◆ Task objective
From the records below, give the number of lines that contain the string "responder", without any other text.

◆ Input material
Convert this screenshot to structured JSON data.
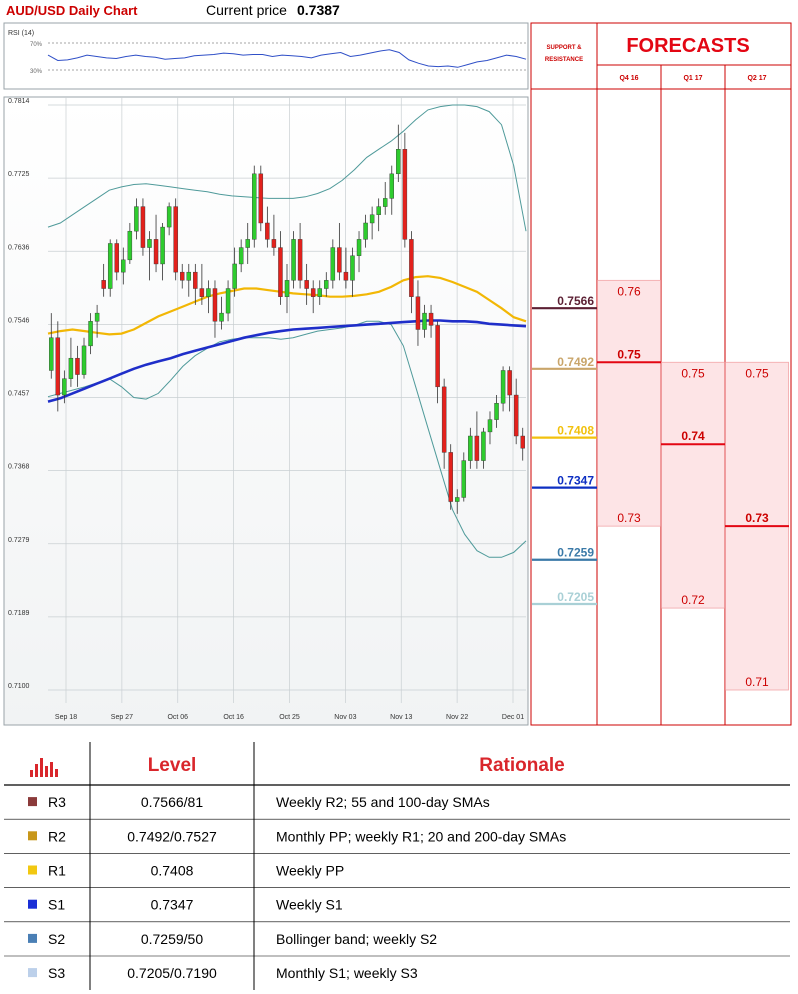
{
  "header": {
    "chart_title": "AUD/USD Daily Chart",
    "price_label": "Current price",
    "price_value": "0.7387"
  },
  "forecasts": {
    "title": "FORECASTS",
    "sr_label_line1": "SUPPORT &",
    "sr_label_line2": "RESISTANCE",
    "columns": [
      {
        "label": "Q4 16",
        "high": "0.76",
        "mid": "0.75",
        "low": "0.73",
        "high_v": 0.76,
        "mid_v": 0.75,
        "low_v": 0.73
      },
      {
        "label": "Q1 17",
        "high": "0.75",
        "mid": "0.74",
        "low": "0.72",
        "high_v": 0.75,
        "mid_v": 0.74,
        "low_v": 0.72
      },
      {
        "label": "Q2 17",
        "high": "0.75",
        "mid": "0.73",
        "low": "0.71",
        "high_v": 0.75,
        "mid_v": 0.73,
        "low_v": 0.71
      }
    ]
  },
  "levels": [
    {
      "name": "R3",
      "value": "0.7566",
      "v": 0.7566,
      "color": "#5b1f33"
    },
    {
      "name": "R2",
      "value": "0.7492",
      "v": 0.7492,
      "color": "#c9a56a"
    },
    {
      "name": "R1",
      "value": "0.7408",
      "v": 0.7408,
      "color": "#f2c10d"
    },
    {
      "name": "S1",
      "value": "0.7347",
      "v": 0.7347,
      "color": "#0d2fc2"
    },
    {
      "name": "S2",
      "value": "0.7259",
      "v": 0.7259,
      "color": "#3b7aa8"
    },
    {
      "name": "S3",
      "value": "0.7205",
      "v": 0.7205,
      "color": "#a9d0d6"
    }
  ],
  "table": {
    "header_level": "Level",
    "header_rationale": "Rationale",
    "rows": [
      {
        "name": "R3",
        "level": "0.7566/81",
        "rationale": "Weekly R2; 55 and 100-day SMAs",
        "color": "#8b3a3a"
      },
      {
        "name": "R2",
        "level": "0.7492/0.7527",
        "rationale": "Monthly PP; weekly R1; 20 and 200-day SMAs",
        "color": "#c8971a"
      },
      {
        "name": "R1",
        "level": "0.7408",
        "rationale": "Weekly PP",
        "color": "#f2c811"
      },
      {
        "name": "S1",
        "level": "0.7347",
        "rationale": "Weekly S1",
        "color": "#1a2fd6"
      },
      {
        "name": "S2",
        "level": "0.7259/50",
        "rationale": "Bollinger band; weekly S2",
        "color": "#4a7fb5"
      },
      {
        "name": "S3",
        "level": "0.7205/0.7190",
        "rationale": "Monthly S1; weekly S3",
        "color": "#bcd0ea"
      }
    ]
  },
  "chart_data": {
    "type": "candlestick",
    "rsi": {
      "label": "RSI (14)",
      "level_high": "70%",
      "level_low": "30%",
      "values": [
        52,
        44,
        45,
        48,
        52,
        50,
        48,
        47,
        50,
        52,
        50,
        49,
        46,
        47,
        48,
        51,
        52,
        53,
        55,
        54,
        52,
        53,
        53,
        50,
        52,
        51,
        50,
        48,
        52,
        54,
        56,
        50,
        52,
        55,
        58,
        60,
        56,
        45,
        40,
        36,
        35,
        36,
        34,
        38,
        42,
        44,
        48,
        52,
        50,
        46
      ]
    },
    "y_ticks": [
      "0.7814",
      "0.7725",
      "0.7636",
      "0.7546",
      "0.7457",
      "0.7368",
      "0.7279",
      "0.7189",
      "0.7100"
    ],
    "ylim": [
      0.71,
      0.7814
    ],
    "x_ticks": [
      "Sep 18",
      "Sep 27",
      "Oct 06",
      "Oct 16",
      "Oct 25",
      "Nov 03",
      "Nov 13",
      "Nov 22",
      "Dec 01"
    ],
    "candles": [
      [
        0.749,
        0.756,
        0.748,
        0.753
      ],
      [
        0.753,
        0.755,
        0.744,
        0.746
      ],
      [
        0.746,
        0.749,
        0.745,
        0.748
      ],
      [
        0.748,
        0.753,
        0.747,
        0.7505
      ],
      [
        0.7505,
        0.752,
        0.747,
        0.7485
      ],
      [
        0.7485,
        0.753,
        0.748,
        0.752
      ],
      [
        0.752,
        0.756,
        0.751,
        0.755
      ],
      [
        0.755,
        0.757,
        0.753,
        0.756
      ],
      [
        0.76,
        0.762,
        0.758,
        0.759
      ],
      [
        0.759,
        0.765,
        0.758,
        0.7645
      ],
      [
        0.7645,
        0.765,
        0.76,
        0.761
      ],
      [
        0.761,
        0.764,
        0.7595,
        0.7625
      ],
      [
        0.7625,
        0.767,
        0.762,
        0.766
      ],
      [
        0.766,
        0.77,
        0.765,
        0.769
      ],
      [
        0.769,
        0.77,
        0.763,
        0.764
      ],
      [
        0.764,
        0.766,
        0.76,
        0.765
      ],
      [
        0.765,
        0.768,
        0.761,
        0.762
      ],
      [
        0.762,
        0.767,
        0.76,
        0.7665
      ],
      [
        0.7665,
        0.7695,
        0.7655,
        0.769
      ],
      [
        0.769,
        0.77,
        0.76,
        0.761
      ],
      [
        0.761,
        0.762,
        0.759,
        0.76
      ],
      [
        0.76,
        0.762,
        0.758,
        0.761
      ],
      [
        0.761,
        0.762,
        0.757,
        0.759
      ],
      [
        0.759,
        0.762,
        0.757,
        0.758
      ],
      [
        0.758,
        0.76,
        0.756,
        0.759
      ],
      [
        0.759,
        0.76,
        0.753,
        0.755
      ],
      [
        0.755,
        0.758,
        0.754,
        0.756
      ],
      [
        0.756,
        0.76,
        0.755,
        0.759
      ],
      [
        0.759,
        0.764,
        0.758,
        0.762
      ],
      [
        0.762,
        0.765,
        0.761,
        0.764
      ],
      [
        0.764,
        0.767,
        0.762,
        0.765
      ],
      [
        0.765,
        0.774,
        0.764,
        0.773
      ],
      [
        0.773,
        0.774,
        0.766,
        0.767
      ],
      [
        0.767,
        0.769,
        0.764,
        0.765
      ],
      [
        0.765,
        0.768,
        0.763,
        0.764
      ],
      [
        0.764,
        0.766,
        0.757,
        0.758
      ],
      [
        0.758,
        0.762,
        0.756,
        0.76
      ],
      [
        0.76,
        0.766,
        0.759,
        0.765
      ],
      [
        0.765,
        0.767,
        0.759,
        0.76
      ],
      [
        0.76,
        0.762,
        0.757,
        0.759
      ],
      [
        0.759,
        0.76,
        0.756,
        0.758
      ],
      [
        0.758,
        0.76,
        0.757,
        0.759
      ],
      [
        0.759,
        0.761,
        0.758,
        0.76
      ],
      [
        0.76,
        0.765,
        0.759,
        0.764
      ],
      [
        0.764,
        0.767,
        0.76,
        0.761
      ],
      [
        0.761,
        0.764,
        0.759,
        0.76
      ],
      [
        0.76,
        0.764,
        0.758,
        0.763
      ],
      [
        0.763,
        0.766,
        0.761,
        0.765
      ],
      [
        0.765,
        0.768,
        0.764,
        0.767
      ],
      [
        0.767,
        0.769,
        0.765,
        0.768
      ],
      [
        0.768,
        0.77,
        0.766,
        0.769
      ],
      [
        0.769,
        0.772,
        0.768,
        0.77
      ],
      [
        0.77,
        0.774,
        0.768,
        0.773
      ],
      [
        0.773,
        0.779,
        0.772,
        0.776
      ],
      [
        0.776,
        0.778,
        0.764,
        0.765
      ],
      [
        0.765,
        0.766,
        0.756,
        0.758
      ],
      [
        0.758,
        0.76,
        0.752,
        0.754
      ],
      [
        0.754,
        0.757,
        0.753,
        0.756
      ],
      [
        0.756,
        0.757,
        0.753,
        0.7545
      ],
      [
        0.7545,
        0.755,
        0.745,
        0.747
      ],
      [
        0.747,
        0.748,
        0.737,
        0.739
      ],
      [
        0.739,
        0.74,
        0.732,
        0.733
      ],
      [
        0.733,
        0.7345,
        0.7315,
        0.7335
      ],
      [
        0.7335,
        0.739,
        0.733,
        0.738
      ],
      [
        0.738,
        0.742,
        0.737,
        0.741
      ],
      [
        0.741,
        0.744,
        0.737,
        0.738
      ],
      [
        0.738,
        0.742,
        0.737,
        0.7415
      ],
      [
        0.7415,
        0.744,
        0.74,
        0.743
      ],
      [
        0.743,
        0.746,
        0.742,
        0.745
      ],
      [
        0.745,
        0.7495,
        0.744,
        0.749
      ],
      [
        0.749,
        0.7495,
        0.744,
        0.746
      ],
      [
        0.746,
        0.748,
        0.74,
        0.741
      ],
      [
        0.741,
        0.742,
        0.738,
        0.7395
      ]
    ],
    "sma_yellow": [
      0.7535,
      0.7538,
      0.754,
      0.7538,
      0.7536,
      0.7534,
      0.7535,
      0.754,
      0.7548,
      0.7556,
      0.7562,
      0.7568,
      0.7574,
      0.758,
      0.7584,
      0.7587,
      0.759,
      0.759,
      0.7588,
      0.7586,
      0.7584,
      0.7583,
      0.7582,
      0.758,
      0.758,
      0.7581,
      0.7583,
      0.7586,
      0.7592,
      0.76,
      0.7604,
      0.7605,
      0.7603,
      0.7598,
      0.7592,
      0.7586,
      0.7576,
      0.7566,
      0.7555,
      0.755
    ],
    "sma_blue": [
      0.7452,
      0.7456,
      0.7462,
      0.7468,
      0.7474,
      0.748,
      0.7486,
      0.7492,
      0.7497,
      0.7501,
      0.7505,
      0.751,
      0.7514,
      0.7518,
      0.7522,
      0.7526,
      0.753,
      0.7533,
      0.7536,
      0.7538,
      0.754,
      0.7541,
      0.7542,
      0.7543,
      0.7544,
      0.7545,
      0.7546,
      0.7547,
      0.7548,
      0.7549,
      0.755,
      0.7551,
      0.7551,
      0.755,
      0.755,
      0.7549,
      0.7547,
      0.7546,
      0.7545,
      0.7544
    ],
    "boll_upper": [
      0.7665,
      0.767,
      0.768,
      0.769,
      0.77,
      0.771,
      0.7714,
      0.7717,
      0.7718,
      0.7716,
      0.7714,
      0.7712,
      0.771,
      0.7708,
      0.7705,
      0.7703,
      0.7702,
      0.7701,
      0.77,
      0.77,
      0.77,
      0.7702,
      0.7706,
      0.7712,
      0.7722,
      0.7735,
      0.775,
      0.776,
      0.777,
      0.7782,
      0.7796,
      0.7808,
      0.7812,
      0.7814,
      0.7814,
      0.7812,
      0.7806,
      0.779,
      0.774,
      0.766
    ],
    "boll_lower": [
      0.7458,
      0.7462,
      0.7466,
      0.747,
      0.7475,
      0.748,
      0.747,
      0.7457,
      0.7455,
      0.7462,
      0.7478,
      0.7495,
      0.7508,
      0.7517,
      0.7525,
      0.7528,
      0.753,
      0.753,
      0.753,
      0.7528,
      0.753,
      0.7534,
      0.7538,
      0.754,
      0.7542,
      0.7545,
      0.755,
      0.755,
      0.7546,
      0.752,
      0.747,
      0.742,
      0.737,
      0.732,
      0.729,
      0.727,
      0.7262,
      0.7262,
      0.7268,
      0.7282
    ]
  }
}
--
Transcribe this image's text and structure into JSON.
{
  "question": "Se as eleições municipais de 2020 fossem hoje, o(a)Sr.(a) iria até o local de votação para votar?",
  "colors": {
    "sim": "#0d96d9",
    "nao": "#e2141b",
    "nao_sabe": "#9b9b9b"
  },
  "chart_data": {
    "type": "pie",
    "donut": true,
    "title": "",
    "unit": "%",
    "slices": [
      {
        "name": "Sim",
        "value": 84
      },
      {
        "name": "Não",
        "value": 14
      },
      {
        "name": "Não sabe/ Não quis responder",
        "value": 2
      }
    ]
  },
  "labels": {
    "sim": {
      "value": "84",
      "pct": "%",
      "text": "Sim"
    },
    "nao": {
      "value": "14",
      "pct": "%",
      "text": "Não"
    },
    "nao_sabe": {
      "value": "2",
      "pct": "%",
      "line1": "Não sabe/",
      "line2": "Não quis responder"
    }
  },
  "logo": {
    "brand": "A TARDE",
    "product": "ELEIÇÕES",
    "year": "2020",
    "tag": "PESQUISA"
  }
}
...
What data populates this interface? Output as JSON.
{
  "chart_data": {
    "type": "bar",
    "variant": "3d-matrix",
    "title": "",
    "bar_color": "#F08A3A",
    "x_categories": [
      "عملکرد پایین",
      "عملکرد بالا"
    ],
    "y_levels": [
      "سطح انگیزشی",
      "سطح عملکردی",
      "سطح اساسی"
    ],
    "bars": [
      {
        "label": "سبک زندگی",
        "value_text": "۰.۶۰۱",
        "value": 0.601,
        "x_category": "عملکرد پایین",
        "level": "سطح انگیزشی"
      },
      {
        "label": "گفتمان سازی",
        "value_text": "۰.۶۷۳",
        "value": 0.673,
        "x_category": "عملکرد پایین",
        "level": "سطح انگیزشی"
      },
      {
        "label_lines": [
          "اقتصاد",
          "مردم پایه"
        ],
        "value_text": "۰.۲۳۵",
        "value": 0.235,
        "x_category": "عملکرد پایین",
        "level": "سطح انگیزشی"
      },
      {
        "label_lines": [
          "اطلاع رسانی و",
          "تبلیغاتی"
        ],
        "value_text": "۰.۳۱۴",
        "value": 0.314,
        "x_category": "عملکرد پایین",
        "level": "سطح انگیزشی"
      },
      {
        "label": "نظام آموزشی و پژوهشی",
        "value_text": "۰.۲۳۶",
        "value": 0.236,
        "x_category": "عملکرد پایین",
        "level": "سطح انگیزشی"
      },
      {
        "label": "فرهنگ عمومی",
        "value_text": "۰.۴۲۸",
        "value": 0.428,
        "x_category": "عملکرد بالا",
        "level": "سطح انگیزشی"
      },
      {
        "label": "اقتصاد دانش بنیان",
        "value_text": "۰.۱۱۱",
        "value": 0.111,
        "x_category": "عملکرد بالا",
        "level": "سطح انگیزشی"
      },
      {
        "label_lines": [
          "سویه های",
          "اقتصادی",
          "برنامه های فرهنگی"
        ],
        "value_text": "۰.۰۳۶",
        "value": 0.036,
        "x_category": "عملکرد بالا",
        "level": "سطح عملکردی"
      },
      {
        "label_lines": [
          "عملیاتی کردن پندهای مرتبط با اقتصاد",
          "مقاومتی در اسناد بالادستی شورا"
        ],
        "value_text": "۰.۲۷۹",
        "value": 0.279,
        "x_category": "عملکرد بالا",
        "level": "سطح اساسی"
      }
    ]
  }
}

◆ The solution
2